*PROBLEM DETAILS*: From the data that follows, copy every line holding the string "engagement".

*DATA FOR THIS EXERCISE*:
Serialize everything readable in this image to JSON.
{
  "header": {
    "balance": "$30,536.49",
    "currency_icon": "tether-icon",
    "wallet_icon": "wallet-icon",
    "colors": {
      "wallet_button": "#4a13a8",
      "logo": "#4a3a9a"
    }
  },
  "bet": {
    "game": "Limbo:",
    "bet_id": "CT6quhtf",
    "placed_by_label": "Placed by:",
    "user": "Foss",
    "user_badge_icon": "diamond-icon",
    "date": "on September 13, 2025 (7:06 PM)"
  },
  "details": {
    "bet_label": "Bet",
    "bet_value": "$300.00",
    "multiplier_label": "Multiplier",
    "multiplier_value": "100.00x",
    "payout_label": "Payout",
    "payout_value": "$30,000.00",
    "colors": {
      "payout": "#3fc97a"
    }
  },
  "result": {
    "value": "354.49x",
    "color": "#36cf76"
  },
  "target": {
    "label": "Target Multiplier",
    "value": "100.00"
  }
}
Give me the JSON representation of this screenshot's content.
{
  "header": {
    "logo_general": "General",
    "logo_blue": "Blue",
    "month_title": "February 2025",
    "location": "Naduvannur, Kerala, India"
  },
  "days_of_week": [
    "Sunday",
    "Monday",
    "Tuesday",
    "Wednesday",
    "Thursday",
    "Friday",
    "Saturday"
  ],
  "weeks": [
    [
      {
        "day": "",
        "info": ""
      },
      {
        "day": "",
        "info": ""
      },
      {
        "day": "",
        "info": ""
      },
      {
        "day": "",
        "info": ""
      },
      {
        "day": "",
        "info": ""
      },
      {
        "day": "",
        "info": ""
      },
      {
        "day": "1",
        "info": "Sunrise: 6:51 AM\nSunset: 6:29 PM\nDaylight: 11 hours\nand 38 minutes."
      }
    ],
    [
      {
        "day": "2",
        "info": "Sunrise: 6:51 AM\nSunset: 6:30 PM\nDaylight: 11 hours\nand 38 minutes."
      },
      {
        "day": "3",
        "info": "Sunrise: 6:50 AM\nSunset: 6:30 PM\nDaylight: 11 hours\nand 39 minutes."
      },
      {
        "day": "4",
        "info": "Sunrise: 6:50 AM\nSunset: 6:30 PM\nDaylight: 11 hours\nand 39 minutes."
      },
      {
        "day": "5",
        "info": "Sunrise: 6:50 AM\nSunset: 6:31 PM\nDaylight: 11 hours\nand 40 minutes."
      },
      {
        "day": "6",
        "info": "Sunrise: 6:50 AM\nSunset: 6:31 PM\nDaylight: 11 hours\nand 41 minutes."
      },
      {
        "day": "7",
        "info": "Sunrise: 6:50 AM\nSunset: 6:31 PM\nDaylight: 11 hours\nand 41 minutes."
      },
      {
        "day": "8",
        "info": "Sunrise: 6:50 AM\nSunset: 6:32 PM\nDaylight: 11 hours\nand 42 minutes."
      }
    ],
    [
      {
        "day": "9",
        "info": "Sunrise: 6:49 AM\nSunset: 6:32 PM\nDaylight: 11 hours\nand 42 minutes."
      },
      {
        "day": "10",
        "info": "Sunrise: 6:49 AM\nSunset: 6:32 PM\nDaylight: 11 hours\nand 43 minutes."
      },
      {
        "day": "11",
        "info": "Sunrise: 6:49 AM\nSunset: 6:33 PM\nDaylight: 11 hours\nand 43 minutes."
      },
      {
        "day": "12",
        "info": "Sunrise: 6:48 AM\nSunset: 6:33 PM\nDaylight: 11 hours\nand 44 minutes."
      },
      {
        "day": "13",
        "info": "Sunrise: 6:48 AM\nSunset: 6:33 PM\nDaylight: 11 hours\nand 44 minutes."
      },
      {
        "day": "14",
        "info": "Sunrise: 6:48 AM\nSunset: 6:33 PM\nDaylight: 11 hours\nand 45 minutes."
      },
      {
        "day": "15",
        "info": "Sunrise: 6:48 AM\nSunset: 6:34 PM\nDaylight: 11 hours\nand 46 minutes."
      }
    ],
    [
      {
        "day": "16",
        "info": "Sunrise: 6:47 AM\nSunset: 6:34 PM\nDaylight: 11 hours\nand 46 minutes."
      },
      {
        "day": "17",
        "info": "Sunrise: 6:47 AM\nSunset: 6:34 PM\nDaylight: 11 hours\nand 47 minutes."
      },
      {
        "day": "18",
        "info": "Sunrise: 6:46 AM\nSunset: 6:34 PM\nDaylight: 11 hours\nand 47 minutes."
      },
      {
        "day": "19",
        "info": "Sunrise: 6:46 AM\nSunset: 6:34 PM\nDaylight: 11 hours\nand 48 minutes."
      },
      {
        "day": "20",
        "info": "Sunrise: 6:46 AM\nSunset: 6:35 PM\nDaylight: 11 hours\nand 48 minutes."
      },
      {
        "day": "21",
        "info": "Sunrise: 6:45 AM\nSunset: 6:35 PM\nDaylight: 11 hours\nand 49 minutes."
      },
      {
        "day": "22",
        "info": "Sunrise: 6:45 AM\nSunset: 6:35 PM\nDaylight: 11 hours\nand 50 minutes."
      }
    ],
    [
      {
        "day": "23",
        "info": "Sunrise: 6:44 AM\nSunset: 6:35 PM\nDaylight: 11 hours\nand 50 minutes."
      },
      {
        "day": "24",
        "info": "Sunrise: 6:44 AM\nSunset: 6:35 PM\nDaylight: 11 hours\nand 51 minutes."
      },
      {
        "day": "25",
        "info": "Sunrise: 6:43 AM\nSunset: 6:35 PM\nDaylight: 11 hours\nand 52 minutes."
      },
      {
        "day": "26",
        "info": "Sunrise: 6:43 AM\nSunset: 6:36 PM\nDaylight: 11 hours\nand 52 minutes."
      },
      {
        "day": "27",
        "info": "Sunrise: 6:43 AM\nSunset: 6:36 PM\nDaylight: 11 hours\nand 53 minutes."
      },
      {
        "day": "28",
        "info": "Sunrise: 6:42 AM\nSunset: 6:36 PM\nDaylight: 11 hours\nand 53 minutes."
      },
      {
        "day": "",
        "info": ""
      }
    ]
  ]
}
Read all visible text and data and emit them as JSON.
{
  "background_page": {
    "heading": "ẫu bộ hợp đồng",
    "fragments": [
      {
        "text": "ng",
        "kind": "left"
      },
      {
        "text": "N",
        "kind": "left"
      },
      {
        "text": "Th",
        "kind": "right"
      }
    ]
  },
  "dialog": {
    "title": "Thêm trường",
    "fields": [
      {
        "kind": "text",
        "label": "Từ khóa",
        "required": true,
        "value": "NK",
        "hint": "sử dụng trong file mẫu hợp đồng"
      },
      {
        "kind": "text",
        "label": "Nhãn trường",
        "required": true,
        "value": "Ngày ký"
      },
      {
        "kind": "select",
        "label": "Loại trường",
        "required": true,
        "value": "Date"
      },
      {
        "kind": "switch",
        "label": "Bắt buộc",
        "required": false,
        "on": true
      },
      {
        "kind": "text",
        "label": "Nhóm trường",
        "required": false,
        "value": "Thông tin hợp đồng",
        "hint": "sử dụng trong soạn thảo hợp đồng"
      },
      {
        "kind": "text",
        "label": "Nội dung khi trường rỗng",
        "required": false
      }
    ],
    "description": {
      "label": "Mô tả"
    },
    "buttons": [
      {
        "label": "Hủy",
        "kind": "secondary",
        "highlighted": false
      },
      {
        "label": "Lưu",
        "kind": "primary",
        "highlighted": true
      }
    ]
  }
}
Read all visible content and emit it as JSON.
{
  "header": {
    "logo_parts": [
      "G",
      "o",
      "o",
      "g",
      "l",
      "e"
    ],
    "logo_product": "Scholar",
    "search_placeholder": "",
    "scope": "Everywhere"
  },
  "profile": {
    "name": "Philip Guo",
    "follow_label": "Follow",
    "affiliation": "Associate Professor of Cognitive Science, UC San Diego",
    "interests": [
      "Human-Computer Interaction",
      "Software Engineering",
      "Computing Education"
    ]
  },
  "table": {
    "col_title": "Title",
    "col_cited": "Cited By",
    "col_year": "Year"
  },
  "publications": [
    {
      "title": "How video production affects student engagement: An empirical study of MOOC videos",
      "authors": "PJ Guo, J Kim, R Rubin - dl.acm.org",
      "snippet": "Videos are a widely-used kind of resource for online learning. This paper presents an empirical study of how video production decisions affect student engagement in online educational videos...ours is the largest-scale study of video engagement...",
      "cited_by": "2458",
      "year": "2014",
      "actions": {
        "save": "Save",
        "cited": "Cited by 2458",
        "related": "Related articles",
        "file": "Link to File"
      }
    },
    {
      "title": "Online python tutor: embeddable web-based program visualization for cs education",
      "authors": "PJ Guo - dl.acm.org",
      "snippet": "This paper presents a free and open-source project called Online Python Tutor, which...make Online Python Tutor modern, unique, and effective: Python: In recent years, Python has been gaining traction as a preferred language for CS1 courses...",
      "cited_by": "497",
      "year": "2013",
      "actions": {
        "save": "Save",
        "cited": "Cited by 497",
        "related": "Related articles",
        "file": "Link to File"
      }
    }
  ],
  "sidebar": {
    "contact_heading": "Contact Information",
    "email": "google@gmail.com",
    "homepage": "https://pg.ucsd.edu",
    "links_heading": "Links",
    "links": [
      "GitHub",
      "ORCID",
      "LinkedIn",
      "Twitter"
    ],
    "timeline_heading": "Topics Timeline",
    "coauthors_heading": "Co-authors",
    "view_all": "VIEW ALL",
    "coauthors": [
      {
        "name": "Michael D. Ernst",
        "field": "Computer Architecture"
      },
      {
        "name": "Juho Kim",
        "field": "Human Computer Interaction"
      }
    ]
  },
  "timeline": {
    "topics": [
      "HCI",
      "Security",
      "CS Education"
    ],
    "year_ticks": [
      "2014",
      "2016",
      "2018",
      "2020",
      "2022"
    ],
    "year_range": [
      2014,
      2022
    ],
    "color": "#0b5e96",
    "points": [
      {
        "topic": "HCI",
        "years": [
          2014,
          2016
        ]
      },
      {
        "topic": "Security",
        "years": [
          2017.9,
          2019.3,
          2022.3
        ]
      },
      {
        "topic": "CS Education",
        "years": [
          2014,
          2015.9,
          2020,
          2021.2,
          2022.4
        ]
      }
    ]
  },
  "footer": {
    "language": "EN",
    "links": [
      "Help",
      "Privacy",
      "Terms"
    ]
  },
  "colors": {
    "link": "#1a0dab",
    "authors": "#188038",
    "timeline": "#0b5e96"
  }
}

*SOLUTION FOR THIS EXERCISE*:
      "title": "How video production affects student engagement: An empirical study of MOOC videos",
      "snippet": "Videos are a widely-used kind of resource for online learning. This paper presents an empirical study of how video production decisions affect student engagement in online educational videos...ours is the largest-scale study of video engagement...",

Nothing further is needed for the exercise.